CYP2C19基因检测对冠心病患者氯吡格雷治疗的临床意义

The value of CYP2C19 gene detection and clopidogrel therapy in patients with coronary heart disease

目的:观察药物代谢基因CYP2C19的基因多态性与冠心病患者氯吡格雷临床疗效的关系,探讨CYP2C19基因检测对冠心病患者抗凝治疗的临床意义。方法:选择诊断明确且进行了CYP2C19基因多态性检测的冠心病患者260例,其中PCI治疗者160例,多支病变不宜行PCI治疗又未接受冠脉旁路移植术(CABG)患者100例。CYP2C19基因检测快代谢型122例,氯吡格雷为常规75mg/d;中慢代谢型138例,其中氯吡格雷常规剂量(75mg/d)口服者86例,高剂量(150mg/d)口服者52例。对比分析3组患者院外用药情况、主要不良心脏事件(MACE)发生率、出血不良反应以及再次血运重建、再发心绞痛的发生情况。结果:(1)在药物使用方面,中慢代谢型的氯吡格雷常规剂量组硝酸酯类、血管紧张素转换酶抑制剂/血管紧张素Ⅱ受体拮抗剂(ACEI/ARB)、β受体阻滞剂使用率明显高于快代谢组和中慢代谢的高剂量组;(2)MACE的发生情况,中慢代谢的常规剂量组非致死性心肌梗死发生率明显高于快代谢组和中慢代谢的高剂量组;(3)各种出血不良反应3组间比较均无明显差异;(4)中慢代谢常规剂量组再发心绞痛发生率高于快代谢组和氯吡格雷高剂量组,再次血运重建率3组间无差异;(5)多因素Logistic回归分析:CYP2C19*2基因型、高血压病史、糖尿病史是MACE发生的高危因素(OR=2.641,95%CI:1.267~5.504;OR=2.217,95%CI:1.088~4.515;OR=2.950,95%CI:1.466~5.938)。结论:CYP2C19基因多态性与PCI及多支病变冠心病患者院外再发心绞痛、非致死性心肌梗死和口服药物种类有关,CYP2C19*2是MACE发生的高危因素之一,CYP2C19基因多态性检测对临床抗血小板治疗具有指导意义。

● 数据集
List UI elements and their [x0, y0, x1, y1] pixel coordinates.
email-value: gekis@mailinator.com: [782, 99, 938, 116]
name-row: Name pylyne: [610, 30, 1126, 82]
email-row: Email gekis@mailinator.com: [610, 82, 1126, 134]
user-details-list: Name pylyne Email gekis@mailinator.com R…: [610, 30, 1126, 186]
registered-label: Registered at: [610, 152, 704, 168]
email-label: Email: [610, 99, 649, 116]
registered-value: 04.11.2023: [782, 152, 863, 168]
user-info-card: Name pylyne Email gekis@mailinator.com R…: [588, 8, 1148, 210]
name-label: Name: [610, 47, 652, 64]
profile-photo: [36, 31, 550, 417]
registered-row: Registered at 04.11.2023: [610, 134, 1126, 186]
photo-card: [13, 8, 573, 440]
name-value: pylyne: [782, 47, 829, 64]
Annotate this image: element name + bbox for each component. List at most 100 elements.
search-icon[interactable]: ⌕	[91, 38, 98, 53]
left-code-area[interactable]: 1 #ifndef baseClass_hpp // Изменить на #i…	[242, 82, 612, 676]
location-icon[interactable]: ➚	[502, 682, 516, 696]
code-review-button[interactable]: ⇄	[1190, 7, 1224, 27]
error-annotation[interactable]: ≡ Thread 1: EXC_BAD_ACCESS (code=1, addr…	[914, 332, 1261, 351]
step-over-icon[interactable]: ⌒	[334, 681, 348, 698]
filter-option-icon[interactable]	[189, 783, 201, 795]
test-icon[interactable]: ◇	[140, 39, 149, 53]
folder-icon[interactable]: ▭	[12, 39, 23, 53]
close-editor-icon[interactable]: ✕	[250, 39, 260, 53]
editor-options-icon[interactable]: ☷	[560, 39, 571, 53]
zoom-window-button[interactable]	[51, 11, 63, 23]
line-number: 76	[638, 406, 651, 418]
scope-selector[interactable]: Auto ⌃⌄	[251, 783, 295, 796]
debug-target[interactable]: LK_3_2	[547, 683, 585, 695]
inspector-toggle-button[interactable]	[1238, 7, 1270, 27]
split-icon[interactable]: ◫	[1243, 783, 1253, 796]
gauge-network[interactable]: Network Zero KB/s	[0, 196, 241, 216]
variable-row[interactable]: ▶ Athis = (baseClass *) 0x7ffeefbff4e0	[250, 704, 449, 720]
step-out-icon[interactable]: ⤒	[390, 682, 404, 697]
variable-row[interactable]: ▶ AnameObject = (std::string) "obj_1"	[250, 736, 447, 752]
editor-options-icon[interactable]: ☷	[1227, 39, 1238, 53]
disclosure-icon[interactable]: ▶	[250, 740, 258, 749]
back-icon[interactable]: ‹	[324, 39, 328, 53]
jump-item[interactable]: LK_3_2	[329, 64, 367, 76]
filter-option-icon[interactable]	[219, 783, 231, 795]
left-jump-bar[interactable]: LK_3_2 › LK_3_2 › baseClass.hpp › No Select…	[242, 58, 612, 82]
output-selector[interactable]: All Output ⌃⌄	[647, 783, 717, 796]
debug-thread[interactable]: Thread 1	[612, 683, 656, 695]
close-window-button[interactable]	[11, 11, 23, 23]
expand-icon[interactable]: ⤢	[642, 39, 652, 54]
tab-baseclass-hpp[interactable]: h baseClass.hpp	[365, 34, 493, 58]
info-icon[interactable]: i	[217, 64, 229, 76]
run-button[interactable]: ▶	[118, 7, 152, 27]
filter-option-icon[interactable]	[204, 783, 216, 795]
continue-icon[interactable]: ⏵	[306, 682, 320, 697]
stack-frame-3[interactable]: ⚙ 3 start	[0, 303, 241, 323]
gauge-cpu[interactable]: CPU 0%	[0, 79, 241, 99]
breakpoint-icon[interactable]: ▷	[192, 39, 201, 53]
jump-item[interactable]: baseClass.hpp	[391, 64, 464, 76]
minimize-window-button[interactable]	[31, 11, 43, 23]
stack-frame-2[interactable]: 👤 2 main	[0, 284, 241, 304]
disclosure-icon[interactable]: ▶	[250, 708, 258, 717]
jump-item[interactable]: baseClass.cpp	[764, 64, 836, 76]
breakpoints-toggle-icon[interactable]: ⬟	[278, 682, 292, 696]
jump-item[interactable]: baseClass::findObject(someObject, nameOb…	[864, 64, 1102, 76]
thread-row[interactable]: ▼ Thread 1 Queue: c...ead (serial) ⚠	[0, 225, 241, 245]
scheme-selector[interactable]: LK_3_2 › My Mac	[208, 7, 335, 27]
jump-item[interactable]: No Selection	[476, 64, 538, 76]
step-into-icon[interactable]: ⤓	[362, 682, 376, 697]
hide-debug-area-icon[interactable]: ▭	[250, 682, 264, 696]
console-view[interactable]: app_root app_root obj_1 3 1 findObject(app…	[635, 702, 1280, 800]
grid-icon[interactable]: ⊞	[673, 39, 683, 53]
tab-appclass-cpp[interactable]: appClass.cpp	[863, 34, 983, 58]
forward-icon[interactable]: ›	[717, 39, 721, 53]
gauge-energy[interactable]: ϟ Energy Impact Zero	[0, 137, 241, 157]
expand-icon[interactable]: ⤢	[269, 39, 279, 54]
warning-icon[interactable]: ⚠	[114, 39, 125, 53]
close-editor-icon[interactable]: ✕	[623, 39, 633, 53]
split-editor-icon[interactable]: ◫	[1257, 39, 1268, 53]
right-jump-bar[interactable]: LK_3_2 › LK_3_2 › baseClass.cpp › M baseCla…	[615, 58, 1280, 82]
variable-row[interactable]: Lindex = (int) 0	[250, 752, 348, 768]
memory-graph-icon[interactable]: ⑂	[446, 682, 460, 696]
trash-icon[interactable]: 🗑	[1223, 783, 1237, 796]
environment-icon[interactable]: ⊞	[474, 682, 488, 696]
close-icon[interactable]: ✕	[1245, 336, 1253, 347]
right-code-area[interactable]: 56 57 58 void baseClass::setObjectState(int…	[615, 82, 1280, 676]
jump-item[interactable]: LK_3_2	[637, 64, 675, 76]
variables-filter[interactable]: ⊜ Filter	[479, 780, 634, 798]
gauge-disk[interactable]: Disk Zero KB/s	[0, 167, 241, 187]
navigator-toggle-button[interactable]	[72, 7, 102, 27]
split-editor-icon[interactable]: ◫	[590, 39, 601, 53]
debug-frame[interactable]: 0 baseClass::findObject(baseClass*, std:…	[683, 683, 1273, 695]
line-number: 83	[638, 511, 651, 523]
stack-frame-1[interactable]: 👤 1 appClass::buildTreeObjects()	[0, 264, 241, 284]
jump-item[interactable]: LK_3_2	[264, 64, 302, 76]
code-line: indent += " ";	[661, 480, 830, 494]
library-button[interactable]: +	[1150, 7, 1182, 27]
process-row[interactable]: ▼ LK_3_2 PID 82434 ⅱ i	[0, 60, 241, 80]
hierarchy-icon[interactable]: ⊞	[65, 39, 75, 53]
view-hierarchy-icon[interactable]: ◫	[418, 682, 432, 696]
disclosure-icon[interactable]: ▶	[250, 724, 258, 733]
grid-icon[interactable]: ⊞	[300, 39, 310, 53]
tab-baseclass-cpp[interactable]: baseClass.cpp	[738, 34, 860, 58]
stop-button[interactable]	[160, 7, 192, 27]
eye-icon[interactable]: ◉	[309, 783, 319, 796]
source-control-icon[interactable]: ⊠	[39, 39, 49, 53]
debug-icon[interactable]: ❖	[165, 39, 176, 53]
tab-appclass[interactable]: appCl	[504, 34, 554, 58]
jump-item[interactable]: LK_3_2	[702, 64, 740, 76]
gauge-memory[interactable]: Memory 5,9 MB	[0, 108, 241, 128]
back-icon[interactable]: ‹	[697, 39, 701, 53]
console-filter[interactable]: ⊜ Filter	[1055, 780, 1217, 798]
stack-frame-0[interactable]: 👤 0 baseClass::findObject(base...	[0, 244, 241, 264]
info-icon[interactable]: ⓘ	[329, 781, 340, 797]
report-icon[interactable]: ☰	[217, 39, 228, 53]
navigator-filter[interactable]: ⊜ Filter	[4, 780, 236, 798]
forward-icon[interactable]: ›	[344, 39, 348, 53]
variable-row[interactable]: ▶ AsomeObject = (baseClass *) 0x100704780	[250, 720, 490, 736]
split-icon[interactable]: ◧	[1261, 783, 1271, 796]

● 任务要求
所给文本的结论认为,CYP2C19基因多态性检测对临床抗血小板治疗具有指导意义。请依据该结论用一到三句话说明这一判断的依据。

● 问题解答
CYP2C19基因多态性与PCI及多支病变冠心病患者的院外再发心绞痛、非致死性心肌梗死和口服药物种类有关。此外,CYP2C19*2是MACE发生的高危因素之一。